What to produce:
Write the records out again, keeping each line exactly as it is.

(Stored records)

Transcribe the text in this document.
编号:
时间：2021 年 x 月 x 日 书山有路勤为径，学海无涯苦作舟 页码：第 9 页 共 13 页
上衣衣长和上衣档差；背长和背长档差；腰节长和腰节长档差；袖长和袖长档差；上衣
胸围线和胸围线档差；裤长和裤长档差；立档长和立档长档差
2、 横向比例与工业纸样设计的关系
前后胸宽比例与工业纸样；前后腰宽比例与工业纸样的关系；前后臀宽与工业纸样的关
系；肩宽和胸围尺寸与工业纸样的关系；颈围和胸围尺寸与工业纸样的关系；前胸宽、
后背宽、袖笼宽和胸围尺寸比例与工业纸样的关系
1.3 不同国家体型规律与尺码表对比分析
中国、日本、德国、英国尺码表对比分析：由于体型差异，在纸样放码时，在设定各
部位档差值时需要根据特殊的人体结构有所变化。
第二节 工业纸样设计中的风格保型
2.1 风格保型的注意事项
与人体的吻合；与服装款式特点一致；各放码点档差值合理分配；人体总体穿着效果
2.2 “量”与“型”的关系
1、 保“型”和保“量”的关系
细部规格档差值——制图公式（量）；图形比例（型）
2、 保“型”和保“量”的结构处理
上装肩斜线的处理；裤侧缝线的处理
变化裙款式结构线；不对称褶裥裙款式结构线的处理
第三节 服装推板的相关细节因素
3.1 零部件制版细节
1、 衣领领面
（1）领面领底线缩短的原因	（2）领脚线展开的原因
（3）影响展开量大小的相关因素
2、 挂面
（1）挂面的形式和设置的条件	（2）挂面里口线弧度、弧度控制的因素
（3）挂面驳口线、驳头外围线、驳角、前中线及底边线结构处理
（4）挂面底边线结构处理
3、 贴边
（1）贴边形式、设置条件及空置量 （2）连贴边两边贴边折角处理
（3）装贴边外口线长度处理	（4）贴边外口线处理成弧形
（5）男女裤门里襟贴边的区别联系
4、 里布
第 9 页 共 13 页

Output:
Transcribe the text in this document.
编号:
时间：2021 年 x 月 x 日 书山有路勤为径，学海无涯苦作舟 页码：第 9 页 共 13 页
上衣衣长和上衣档差；背长和背长档差；腰节长和腰节长档差；袖长和袖长档差；上衣
胸围线和胸围线档差；裤长和裤长档差；立档长和立档长档差
2、 横向比例与工业纸样设计的关系
前后胸宽比例与工业纸样；前后腰宽比例与工业纸样的关系；前后臀宽与工业纸样的关
系；肩宽和胸围尺寸与工业纸样的关系；颈围和胸围尺寸与工业纸样的关系；前胸宽、
后背宽、袖笼宽和胸围尺寸比例与工业纸样的关系
1.3 不同国家体型规律与尺码表对比分析
中国、日本、德国、英国尺码表对比分析：由于体型差异，在纸样放码时，在设定各
部位档差值时需要根据特殊的人体结构有所变化。
第二节 工业纸样设计中的风格保型
2.1 风格保型的注意事项
与人体的吻合；与服装款式特点一致；各放码点档差值合理分配；人体总体穿着效果
2.2 “量”与“型”的关系
1、 保“型”和保“量”的关系
细部规格档差值——制图公式（量）；图形比例（型）
2、 保“型”和保“量”的结构处理
上装肩斜线的处理；裤侧缝线的处理
变化裙款式结构线；不对称褶裥裙款式结构线的处理
第三节 服装推板的相关细节因素
3.1 零部件制版细节
1、 衣领领面
（1）领面领底线缩短的原因	（2）领脚线展开的原因
（3）影响展开量大小的相关因素
2、 挂面
（1）挂面的形式和设置的条件	（2）挂面里口线弧度、弧度控制的因素
（3）挂面驳口线、驳头外围线、驳角、前中线及底边线结构处理
（4）挂面底边线结构处理
3、 贴边
（1）贴边形式、设置条件及空置量 （2）连贴边两边贴边折角处理
（3）装贴边外口线长度处理	（4）贴边外口线处理成弧形
（5）男女裤门里襟贴边的区别联系
4、 里布
第 9 页 共 13 页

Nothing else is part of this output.